**THE TASK:** Lay out everything from the first line of the data down to the line containing "54, 83, 69]" as a numbered list, leaving out any blank lines.

Collected data entries:
==========
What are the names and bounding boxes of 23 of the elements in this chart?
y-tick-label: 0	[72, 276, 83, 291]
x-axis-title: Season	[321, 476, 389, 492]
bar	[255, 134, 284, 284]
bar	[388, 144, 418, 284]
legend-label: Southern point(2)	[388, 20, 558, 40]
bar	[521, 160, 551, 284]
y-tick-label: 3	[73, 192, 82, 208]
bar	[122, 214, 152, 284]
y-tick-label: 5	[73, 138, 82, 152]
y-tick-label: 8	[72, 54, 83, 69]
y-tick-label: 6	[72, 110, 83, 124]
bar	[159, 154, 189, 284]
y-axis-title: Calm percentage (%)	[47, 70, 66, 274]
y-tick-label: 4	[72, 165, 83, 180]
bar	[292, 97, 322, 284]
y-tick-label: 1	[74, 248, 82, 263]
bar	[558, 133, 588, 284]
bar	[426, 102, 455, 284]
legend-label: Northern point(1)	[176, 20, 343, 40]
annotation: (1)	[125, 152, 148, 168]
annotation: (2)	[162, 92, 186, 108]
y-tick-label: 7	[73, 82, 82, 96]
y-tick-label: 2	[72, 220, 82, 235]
==========
**COMPLETE RESPONSE:**
1. What are the names and bounding boxes of 23 of the elements in this chart?
2. y-tick-label: 0	[72, 276, 83, 291]
3. x-axis-title: Season	[321, 476, 389, 492]
4. bar	[255, 134, 284, 284]
5. bar	[388, 144, 418, 284]
6. legend-label: Southern point(2)	[388, 20, 558, 40]
7. bar	[521, 160, 551, 284]
8. y-tick-label: 3	[73, 192, 82, 208]
9. bar	[122, 214, 152, 284]
10. y-tick-label: 5	[73, 138, 82, 152]
11. y-tick-label: 8	[72, 54, 83, 69]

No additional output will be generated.